## [JOB 1]
In the passage on the three-tier scanning architecture, what is the task ID for each route derived from?
## [JOB 2]
Continue the passage on the three-tier scanning architecture from the point where it stops.

## [PASSAGE GIVEN]
....

Environment parity is not optional: the staging or preview target under scan must render the same bundle that production will serve, or the batch reports a compliance baseline for markup no user will ever receive. Provision workers with a fixed CPU/memory quota per container so that concurrency math (below) is predictable rather than best-effort.

Conceptual Model: Ingestion, Execution, and Aggregation as Independent Tiers

The architecture is three tiers with a queue between the first two and a schema gate before the third emits. Each tier is a pure function of its input so it can be tested, replayed, and horizontally scaled in isolation.

Ingestion turns a route source (sitemap, router manifest, analytics export) into normalized, prioritized queue messages. It never opens a browser. Its job is to strip query noise, apply exclusion rules, assign a priority tier, and enqueue an idempotent task with a TTL and retry budget.

Execution is a pool of stateless workers that pull tasks, drive a browser to a stable DOM using Playwright headless scanning workflows, inject the engine, and serialize raw violations. A worker owns nothing across tasks — every task gets a fresh browser context so cookies, storage, and service-worker state cannot leak between routes.

Aggregation collects serialized findings, deduplicates identical violations across route variants, validates every record against the pinned schema, and only then emits the dataset onward to error categorization triage pipelines. Malformed records are quarantined, not silently dropped.

The flow below traces one route from discovery through the compliance gate. Traversal and evaluation are the expensive middle; ingestion is cheap and aggregation is strict.

The reason the queue sits between ingestion and execution — rather than ingestion calling workers directly — is backpressure. A bounded queue with per-worker prefetch limits means a burst of forty thousand routes cannot spawn forty thousand concurrent browsers; workers pull only as fast as they can drain, and the broker holds the rest. The reason the schema gate sits before aggregation emits is that every downstream consumer — triage, dashboards, the compliance data lake — can then assume a fixed contract and skip defensive parsing.

Step-by-Step Implementation

1. Normalize route ingestion and priority routing

Ingestion produces a stable, idempotent task per route. The task ID is a hash of the normalized URL so re-enqueuing the same route is a no-op the broker can dedupe, and the priority tier drives queue ordering.

import hashlib
import re
from dataclasses import dataclass, asdict

EXCLUDE = re.compile(r"/(admin|staging|__preview)/|/logout\b")

@dataclass(frozen=True)

....

## [GIVEN INFORMATION]
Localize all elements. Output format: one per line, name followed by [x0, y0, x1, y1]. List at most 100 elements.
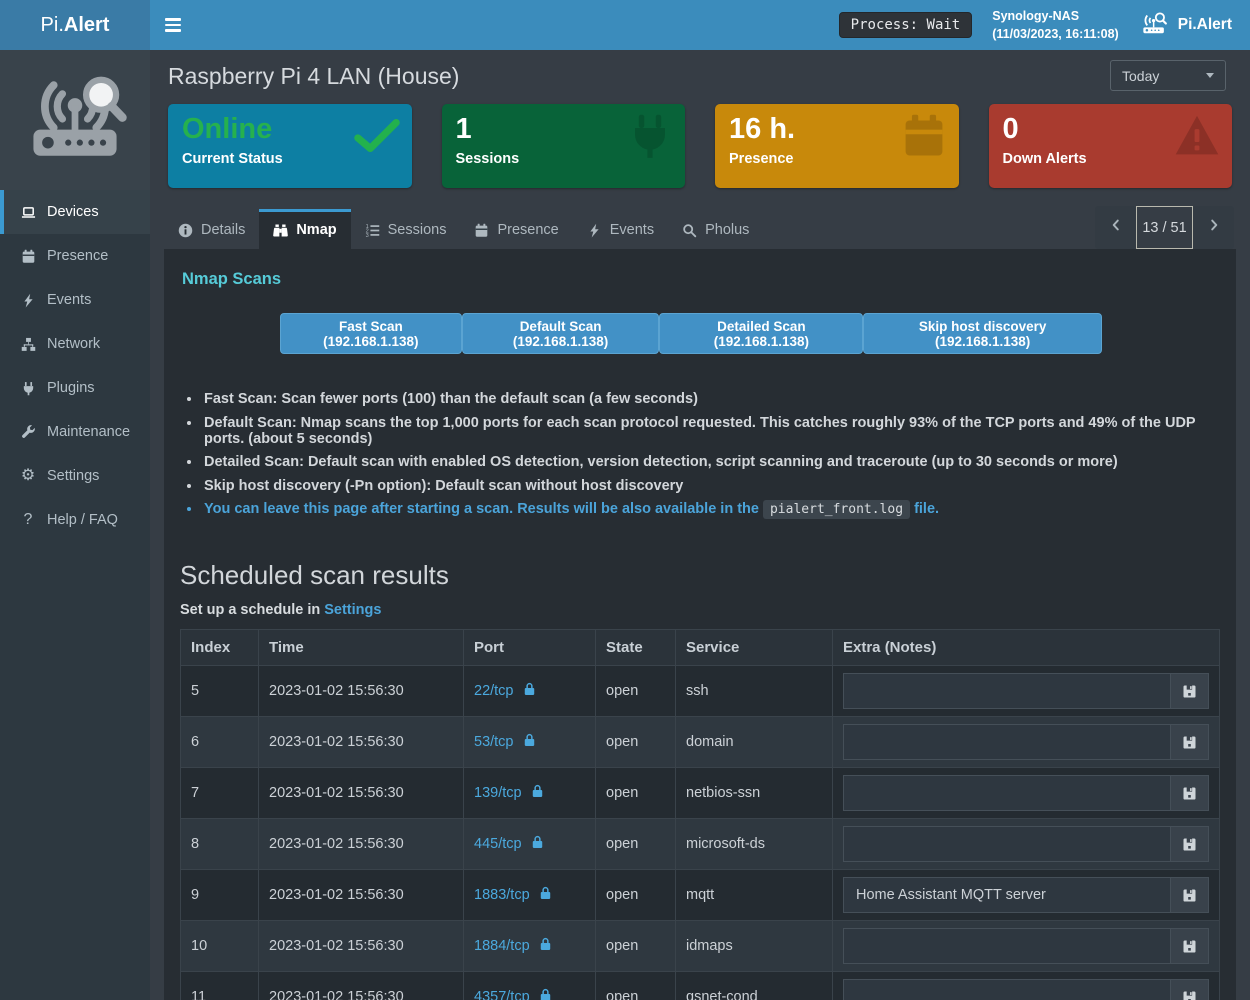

....

## [RIGHT ANSWER 1]
A hash of the normalized URL.

## [RIGHT ANSWER 2]
class ScanTask:
    task_id: str      # deterministic: dedupes re-enqueues of the same route
    url: str          # normalized, canonical form
    priority: int     # 0 = highest (P0); larger = lower priority

def normalize(url: str) -> str:
    # Drop query/fragment noise and collapse trailing slashes so that
    # /page, /page/, and /page?utm=... map to one canonical task.
    url = url.split("#", 1)[0].split("?", 1)[0]
    return url.rstrip("/") or "/"

def to_task(url: str, violation_density: float, monthly_views: int) -> ScanTask | None:
    if EXCLUDE.search(url):
        return None  # never scan admin/staging/auth-teardown routes
    canonical = normalize(url)
    task_id = hashlib.sha256(canonical.encode()).hexdigest()[:16]
    # Priority blends historical risk with reach; both are known before any scan.
    score = violation_density * 0.6 + min(monthly_views / 10_000, 1.0) * 0.4
    priority = 0 if score > 0.7 else 1 if score > 0.3 else 2
    return ScanTask(task_id, canonical, priority)

2. Enqueue with TTL, retry budget, and a dead-letter path

Push normalized tasks to the broker with an explicit visibility timeout and a bounded retry count. A task that exceeds its retries lands in a dead-letter queue for inspection instead of blocking the pipeline.

import json
import redis  # redis-py 5.x

r = redis.Redis(host="broker", decode_responses=True)

def enqueue(task: ScanTask, ttl_seconds: int = 900, max_retries: int = 3) -> None:
    payload = json.dumps({**asdict(task), "attempts": 0, "max_retries": max_retries})
    # ZADD by priority gives the worker a cheap "pull lowest score first".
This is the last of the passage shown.